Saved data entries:
◆ ◆ ◆
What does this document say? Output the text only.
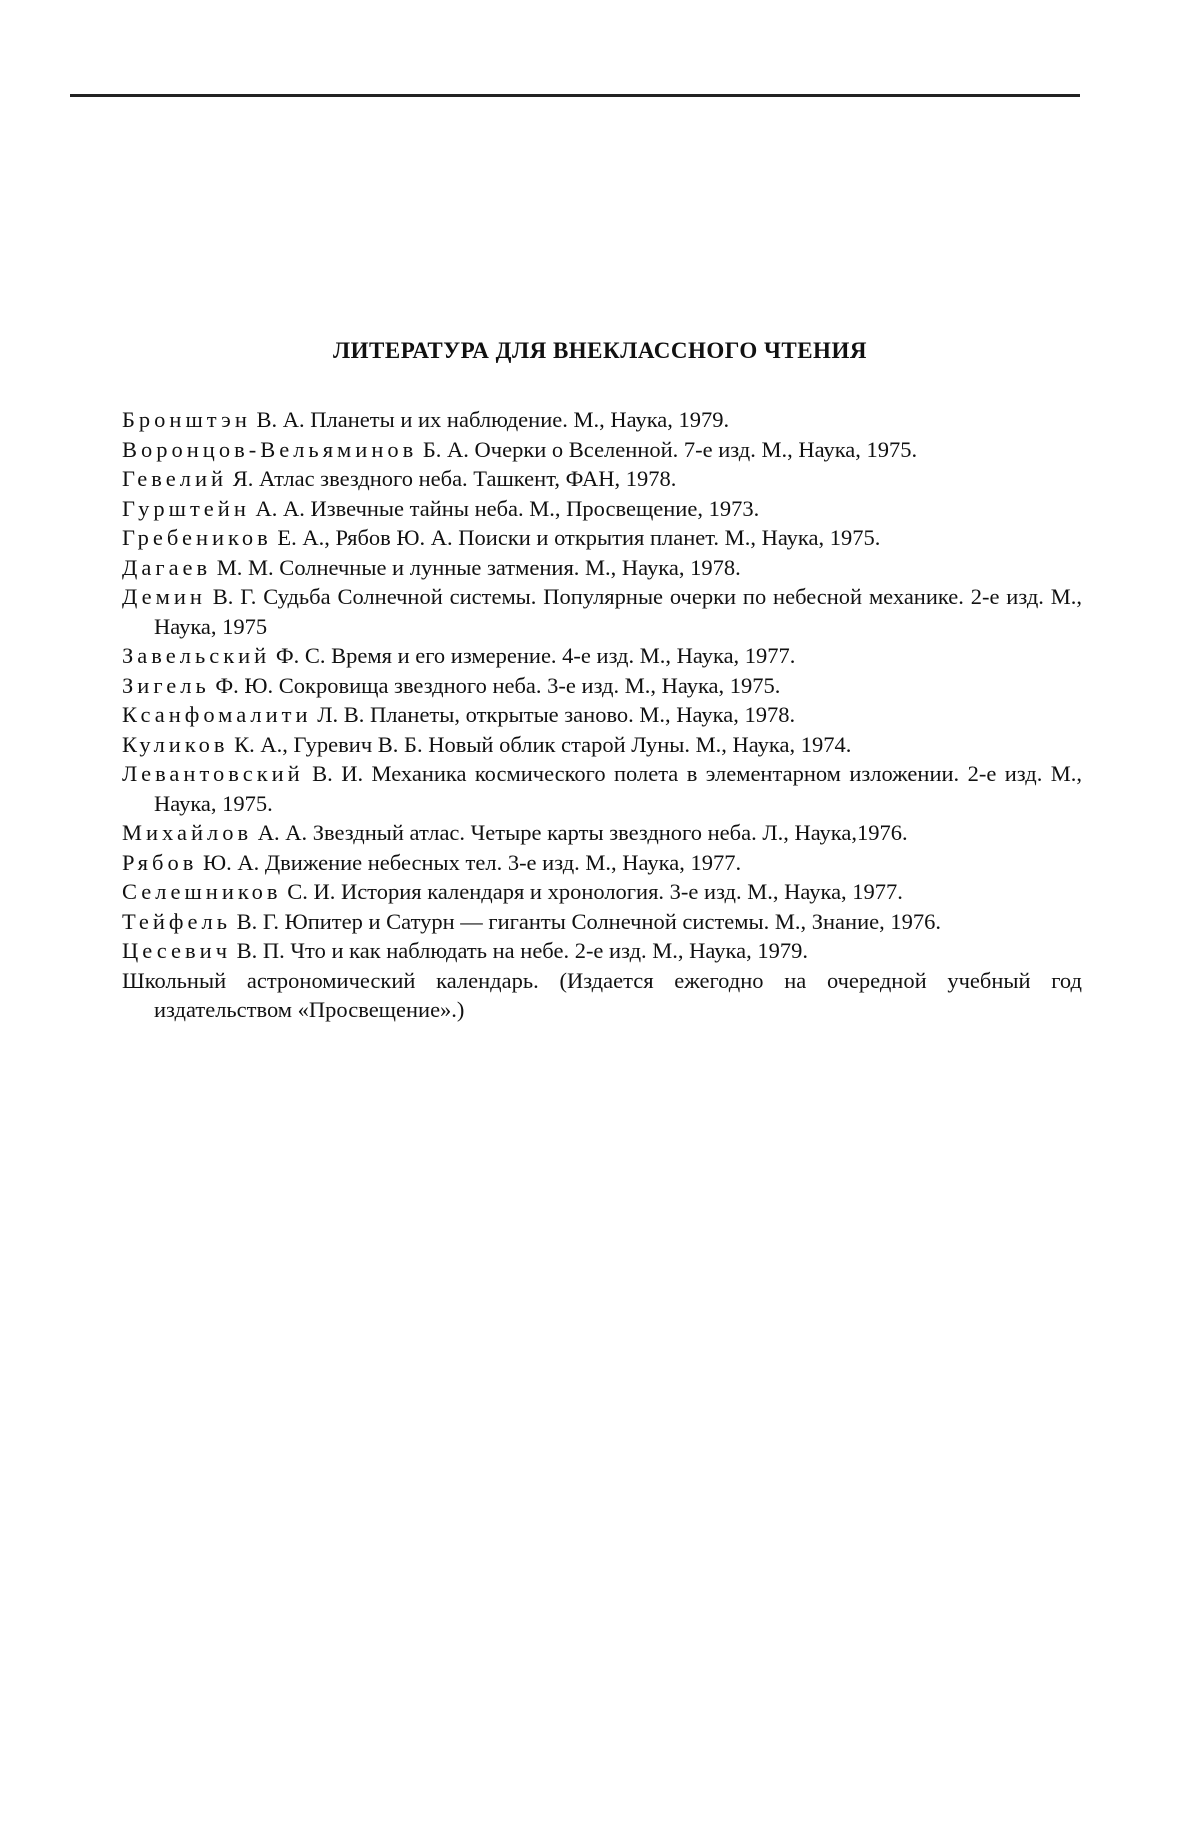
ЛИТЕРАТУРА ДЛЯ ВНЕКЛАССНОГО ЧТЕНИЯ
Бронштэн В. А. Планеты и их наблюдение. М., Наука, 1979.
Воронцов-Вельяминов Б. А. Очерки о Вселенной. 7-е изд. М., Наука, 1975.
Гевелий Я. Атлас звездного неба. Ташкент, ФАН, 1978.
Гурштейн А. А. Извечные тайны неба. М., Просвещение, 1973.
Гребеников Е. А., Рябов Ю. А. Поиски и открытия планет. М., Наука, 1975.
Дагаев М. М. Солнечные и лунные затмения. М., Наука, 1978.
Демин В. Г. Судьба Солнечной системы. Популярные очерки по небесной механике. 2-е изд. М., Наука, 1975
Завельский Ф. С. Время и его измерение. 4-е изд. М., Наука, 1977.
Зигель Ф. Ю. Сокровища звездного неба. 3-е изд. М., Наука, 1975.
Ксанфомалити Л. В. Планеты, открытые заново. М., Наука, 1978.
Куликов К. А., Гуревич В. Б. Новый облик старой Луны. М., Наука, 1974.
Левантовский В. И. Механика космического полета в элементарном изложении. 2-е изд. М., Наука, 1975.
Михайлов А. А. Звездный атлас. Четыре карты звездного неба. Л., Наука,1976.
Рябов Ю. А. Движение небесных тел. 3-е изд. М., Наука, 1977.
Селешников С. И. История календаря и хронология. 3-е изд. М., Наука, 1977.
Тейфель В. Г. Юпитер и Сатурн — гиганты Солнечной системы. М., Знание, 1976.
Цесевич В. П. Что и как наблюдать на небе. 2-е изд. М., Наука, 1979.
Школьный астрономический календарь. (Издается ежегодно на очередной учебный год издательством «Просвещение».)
◆ ◆ ◆
PROBLEM REQUIREMENTS: Do not copy the pictures, but repeat every line exactly.

COMPLETED TASK:
What does this document say? Output the text only.
ЛИТЕРАТУРА ДЛЯ ВНЕКЛАССНОГО ЧТЕНИЯ
Бронштэн В. А. Планеты и их наблюдение. М., Наука, 1979.
Воронцов-Вельяминов Б. А. Очерки о Вселенной. 7-е изд. М., Наука, 1975.
Гевелий Я. Атлас звездного неба. Ташкент, ФАН, 1978.
Гурштейн А. А. Извечные тайны неба. М., Просвещение, 1973.
Гребеников Е. А., Рябов Ю. А. Поиски и открытия планет. М., Наука, 1975.
Дагаев М. М. Солнечные и лунные затмения. М., Наука, 1978.
Демин В. Г. Судьба Солнечной системы. Популярные очерки по небесной механике. 2-е изд. М., Наука, 1975
Завельский Ф. С. Время и его измерение. 4-е изд. М., Наука, 1977.
Зигель Ф. Ю. Сокровища звездного неба. 3-е изд. М., Наука, 1975.
Ксанфомалити Л. В. Планеты, открытые заново. М., Наука, 1978.
Куликов К. А., Гуревич В. Б. Новый облик старой Луны. М., Наука, 1974.
Левантовский В. И. Механика космического полета в элементарном изложении. 2-е изд. М., Наука, 1975.
Михайлов А. А. Звездный атлас. Четыре карты звездного неба. Л., Наука,1976.
Рябов Ю. А. Движение небесных тел. 3-е изд. М., Наука, 1977.
Селешников С. И. История календаря и хронология. 3-е изд. М., Наука, 1977.
Тейфель В. Г. Юпитер и Сатурн — гиганты Солнечной системы. М., Знание, 1976.
Цесевич В. П. Что и как наблюдать на небе. 2-е изд. М., Наука, 1979.
Школьный астрономический календарь. (Издается ежегодно на очередной учебный год издательством «Просвещение».)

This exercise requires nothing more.